## Your task
Copy the records below exactly as they appear.

## Recorded data
= = = =
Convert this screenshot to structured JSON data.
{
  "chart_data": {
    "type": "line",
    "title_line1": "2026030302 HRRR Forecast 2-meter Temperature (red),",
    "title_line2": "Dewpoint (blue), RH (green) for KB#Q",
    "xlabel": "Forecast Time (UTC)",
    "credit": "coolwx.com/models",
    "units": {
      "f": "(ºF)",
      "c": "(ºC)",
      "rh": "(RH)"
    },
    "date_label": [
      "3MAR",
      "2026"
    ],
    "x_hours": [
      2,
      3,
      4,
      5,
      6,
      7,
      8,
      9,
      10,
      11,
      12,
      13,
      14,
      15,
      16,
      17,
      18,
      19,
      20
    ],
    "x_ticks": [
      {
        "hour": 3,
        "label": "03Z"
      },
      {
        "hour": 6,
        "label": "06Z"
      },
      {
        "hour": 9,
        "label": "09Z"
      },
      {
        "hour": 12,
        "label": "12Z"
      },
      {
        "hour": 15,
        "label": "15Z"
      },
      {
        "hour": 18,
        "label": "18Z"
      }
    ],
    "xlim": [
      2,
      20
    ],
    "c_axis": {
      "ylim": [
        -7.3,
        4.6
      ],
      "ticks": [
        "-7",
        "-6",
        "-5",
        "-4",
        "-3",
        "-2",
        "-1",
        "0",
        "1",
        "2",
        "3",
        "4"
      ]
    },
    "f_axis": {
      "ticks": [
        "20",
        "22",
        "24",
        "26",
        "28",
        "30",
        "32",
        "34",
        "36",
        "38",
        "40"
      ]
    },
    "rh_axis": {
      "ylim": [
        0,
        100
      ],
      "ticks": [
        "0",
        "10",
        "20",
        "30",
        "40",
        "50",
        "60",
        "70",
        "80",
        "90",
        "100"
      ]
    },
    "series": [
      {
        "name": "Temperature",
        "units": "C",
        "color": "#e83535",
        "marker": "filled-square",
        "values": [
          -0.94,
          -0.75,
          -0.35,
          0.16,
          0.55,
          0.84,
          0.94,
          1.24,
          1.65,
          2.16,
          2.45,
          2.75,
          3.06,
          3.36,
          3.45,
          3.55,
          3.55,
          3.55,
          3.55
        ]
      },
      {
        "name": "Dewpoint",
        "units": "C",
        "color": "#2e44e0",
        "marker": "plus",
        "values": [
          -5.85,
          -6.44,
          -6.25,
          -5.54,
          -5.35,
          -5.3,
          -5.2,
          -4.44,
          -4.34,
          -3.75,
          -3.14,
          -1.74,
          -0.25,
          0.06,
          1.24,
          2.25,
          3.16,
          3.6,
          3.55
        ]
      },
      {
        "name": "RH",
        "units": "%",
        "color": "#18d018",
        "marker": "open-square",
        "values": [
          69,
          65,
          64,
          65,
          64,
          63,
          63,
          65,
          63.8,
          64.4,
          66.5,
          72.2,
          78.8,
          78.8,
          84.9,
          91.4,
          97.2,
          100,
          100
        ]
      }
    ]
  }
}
= = = =
## The result
Convert this screenshot to structured JSON data.
{
  "chart_data": {
    "type": "line",
    "title_line1": "2026030302 HRRR Forecast 2-meter Temperature (red),",
    "title_line2": "Dewpoint (blue), RH (green) for KB#Q",
    "xlabel": "Forecast Time (UTC)",
    "credit": "coolwx.com/models",
    "units": {
      "f": "(ºF)",
      "c": "(ºC)",
      "rh": "(RH)"
    },
    "date_label": [
      "3MAR",
      "2026"
    ],
    "x_hours": [
      2,
      3,
      4,
      5,
      6,
      7,
      8,
      9,
      10,
      11,
      12,
      13,
      14,
      15,
      16,
      17,
      18,
      19,
      20
    ],
    "x_ticks": [
      {
        "hour": 3,
        "label": "03Z"
      },
      {
        "hour": 6,
        "label": "06Z"
      },
      {
        "hour": 9,
        "label": "09Z"
      },
      {
        "hour": 12,
        "label": "12Z"
      },
      {
        "hour": 15,
        "label": "15Z"
      },
      {
        "hour": 18,
        "label": "18Z"
      }
    ],
    "xlim": [
      2,
      20
    ],
    "c_axis": {
      "ylim": [
        -7.3,
        4.6
      ],
      "ticks": [
        "-7",
        "-6",
        "-5",
        "-4",
        "-3",
        "-2",
        "-1",
        "0",
        "1",
        "2",
        "3",
        "4"
      ]
    },
    "f_axis": {
      "ticks": [
        "20",
        "22",
        "24",
        "26",
        "28",
        "30",
        "32",
        "34",
        "36",
        "38",
        "40"
      ]
    },
    "rh_axis": {
      "ylim": [
        0,
        100
      ],
      "ticks": [
        "0",
        "10",
        "20",
        "30",
        "40",
        "50",
        "60",
        "70",
        "80",
        "90",
        "100"
      ]
    },
    "series": [
      {
        "name": "Temperature",
        "units": "C",
        "color": "#e83535",
        "marker": "filled-square",
        "values": [
          -0.94,
          -0.75,
          -0.35,
          0.16,
          0.55,
          0.84,
          0.94,
          1.24,
          1.65,
          2.16,
          2.45,
          2.75,
          3.06,
          3.36,
          3.45,
          3.55,
          3.55,
          3.55,
          3.55
        ]
      },
      {
        "name": "Dewpoint",
        "units": "C",
        "color": "#2e44e0",
        "marker": "plus",
        "values": [
          -5.85,
          -6.44,
          -6.25,
          -5.54,
          -5.35,
          -5.3,
          -5.2,
          -4.44,
          -4.34,
          -3.75,
          -3.14,
          -1.74,
          -0.25,
          0.06,
          1.24,
          2.25,
          3.16,
          3.6,
          3.55
        ]
      },
      {
        "name": "RH",
        "units": "%",
        "color": "#18d018",
        "marker": "open-square",
        "values": [
          69,
          65,
          64,
          65,
          64,
          63,
          63,
          65,
          63.8,
          64.4,
          66.5,
          72.2,
          78.8,
          78.8,
          84.9,
          91.4,
          97.2,
          100,
          100
        ]
      }
    ]
  }
}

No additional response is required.